_Goal_
For each line below that includes the word "JSON", make a copy.

# # # # #

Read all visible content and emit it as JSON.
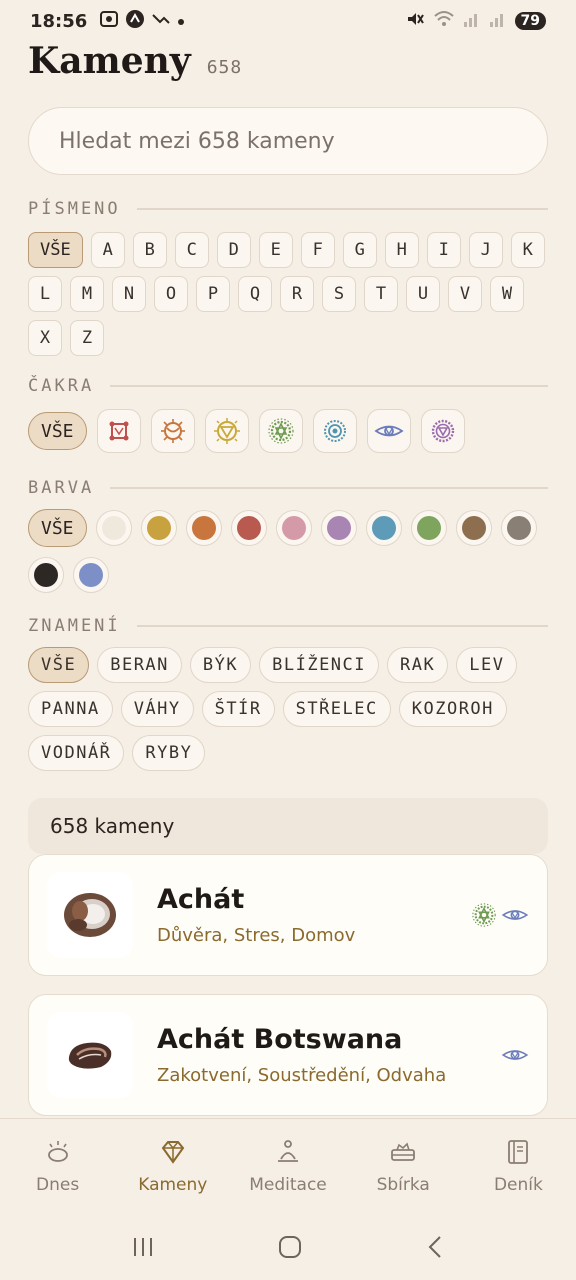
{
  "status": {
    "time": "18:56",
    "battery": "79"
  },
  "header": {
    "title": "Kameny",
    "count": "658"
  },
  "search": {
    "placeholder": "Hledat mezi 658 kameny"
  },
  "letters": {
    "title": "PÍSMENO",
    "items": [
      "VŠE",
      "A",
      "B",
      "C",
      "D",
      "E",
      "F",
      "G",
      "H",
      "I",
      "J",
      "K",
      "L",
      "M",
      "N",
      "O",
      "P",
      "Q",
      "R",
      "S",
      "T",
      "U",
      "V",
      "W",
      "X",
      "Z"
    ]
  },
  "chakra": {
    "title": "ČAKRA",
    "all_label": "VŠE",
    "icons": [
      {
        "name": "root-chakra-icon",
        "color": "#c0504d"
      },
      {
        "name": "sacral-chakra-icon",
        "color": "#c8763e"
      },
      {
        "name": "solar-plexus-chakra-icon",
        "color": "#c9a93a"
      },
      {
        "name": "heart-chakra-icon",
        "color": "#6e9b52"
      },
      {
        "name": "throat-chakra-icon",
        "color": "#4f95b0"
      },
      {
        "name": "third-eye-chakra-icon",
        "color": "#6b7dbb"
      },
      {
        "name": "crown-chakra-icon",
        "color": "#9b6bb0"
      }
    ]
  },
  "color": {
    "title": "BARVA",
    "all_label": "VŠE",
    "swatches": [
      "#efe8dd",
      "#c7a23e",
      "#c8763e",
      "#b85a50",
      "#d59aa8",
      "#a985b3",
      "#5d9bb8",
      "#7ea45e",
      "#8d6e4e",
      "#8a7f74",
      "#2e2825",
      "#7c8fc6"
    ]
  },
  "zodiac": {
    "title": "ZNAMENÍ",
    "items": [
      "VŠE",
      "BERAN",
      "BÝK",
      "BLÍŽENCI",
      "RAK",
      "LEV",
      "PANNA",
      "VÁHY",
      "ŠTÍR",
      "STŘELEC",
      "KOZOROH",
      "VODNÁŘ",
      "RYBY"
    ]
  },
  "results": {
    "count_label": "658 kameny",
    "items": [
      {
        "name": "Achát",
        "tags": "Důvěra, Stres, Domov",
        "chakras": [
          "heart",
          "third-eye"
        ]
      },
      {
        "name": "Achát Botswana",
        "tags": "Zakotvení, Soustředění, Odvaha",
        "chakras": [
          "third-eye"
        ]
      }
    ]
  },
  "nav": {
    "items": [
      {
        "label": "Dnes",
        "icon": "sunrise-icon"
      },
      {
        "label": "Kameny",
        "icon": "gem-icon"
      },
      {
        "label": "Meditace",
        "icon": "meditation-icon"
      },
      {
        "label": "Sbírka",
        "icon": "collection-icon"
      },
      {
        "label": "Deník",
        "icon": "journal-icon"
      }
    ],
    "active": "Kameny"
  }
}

# # # # #

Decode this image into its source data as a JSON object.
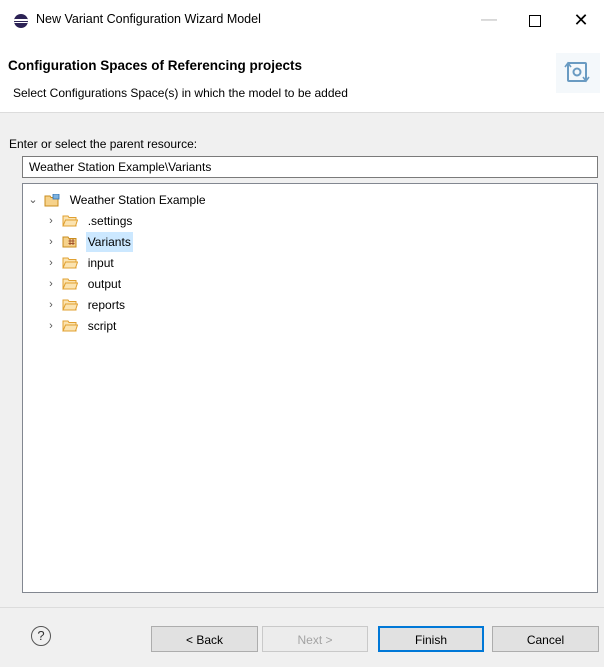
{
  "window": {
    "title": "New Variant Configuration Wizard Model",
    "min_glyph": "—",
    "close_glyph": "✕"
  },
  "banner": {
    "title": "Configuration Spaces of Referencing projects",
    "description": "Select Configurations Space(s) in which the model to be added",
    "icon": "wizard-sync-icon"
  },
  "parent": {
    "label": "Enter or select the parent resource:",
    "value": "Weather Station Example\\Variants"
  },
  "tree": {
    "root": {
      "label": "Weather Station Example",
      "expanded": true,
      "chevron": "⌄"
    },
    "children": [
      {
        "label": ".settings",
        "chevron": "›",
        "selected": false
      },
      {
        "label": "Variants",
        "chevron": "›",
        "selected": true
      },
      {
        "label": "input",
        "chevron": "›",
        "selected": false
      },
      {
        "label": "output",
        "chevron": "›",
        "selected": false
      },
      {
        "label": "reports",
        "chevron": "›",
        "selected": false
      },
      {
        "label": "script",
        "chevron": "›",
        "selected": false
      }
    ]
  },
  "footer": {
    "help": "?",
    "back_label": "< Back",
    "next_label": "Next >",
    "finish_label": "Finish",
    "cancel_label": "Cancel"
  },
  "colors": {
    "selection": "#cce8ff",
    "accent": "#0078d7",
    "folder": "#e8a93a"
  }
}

# # # # #

_Response_
Read all visible content and emit it as JSON.
Decode this image into its source data as a JSON object.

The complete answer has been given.